Entries from a visual dataset:
'''

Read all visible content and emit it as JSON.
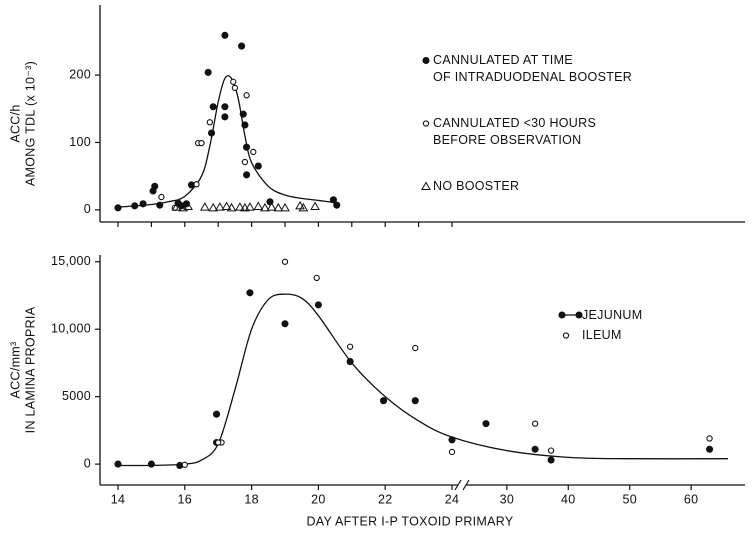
{
  "chart_data": [
    {
      "type": "scatter",
      "ylabel": [
        "ACC/h",
        "AMONG TDL (x 10⁻³)"
      ],
      "xlim": [
        14,
        24
      ],
      "xticks": [
        14,
        15,
        16,
        17,
        18,
        19,
        20,
        21,
        22,
        23,
        24
      ],
      "xtick_labels": false,
      "ylim": [
        -18,
        304
      ],
      "yticks": [
        0,
        100,
        200
      ],
      "series": [
        {
          "name": "CANNULATED AT TIME\nOF INTRADUODENAL BOOSTER",
          "color": "#111",
          "marker": "filled",
          "x": [
            14.0,
            14.5,
            14.75,
            15.05,
            15.1,
            15.25,
            15.8,
            15.9,
            16.05,
            16.2,
            16.7,
            16.8,
            16.85,
            17.2,
            17.2,
            17.2,
            17.7,
            17.75,
            17.8,
            17.85,
            17.85,
            18.2,
            18.55,
            20.45,
            20.55
          ],
          "values": [
            3,
            6,
            9,
            28,
            35,
            7,
            10,
            6,
            9,
            37,
            204,
            114,
            153,
            153,
            259,
            138,
            243,
            142,
            126,
            93,
            52,
            65,
            12,
            15,
            7
          ]
        },
        {
          "name": "CANNULATED <30 HOURS\nBEFORE OBSERVATION",
          "color": "#111",
          "marker": "hollow",
          "x": [
            15.3,
            15.7,
            16.35,
            16.4,
            16.5,
            16.75,
            17.45,
            17.5,
            17.8,
            17.85,
            18.05
          ],
          "values": [
            19,
            3,
            38,
            99,
            99,
            130,
            190,
            181,
            71,
            170,
            86
          ]
        },
        {
          "name": "NO BOOSTER",
          "color": "#111",
          "marker": "triangle",
          "x": [
            15.75,
            15.95,
            16.1,
            16.6,
            16.85,
            17.05,
            17.25,
            17.4,
            17.65,
            17.8,
            17.95,
            18.2,
            18.4,
            18.6,
            18.8,
            19.0,
            19.45,
            19.55,
            19.9
          ],
          "values": [
            4,
            3,
            5,
            4,
            3,
            4,
            5,
            3,
            4,
            3,
            4,
            5,
            3,
            4,
            3,
            3,
            6,
            3,
            5
          ]
        }
      ],
      "fit": {
        "x": [
          14,
          15,
          15.5,
          16,
          16.5,
          16.75,
          17,
          17.2,
          17.4,
          17.6,
          17.8,
          18,
          18.5,
          19,
          19.5,
          20,
          20.6
        ],
        "values": [
          4,
          8,
          12,
          20,
          50,
          95,
          160,
          195,
          195,
          165,
          110,
          70,
          35,
          22,
          17,
          14,
          10
        ]
      }
    },
    {
      "type": "scatter",
      "xlabel": "DAY AFTER I-P TOXOID PRIMARY",
      "ylabel": [
        "ACC/mm³",
        "IN LAMINA PROPRIA"
      ],
      "xlim": [
        14,
        66
      ],
      "xbreak": 24,
      "xticks": [
        14,
        16,
        18,
        20,
        22,
        24,
        30,
        40,
        50,
        60
      ],
      "ylim": [
        -1550,
        15500
      ],
      "yticks": [
        0,
        5000,
        {
          "value": 10000,
          "label": "10,000"
        },
        {
          "value": 15000,
          "label": "15,000"
        }
      ],
      "series": [
        {
          "name": "JEJUNUM",
          "color": "#111",
          "marker": "filled",
          "legend_line": true,
          "x": [
            14,
            15,
            15.85,
            16.95,
            16.95,
            17.95,
            19.0,
            20.0,
            20.95,
            21.95,
            22.9,
            24,
            26.6,
            34.6,
            37.2,
            63
          ],
          "values": [
            0,
            0,
            -100,
            3700,
            1600,
            12700,
            10400,
            11800,
            7600,
            4700,
            4700,
            1800,
            3000,
            1100,
            300,
            1100
          ]
        },
        {
          "name": "ILEUM",
          "color": "#111",
          "marker": "hollow",
          "x": [
            16.0,
            17.1,
            17.0,
            19.0,
            19.95,
            20.95,
            22.9,
            24,
            34.6,
            37.2,
            63
          ],
          "values": [
            -50,
            1600,
            1600,
            15000,
            13800,
            8700,
            8600,
            900,
            3000,
            1000,
            1900
          ]
        }
      ],
      "fit": {
        "x": [
          14,
          15,
          16,
          16.5,
          17,
          17.5,
          18,
          18.5,
          19,
          19.5,
          20,
          21,
          22,
          23,
          24,
          30,
          40,
          50,
          66
        ],
        "values": [
          -100,
          -100,
          0,
          300,
          1500,
          5500,
          10000,
          12200,
          12600,
          12300,
          11000,
          7500,
          5000,
          3200,
          2000,
          1000,
          500,
          400,
          400
        ]
      }
    }
  ]
}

'''

#### [Exercise description]
Copy every line of the listing where the word "BOOSTER" appears.

#### [Problem solution]
          "name": "CANNULATED AT TIME\nOF INTRADUODENAL BOOSTER",
          "name": "NO BOOSTER",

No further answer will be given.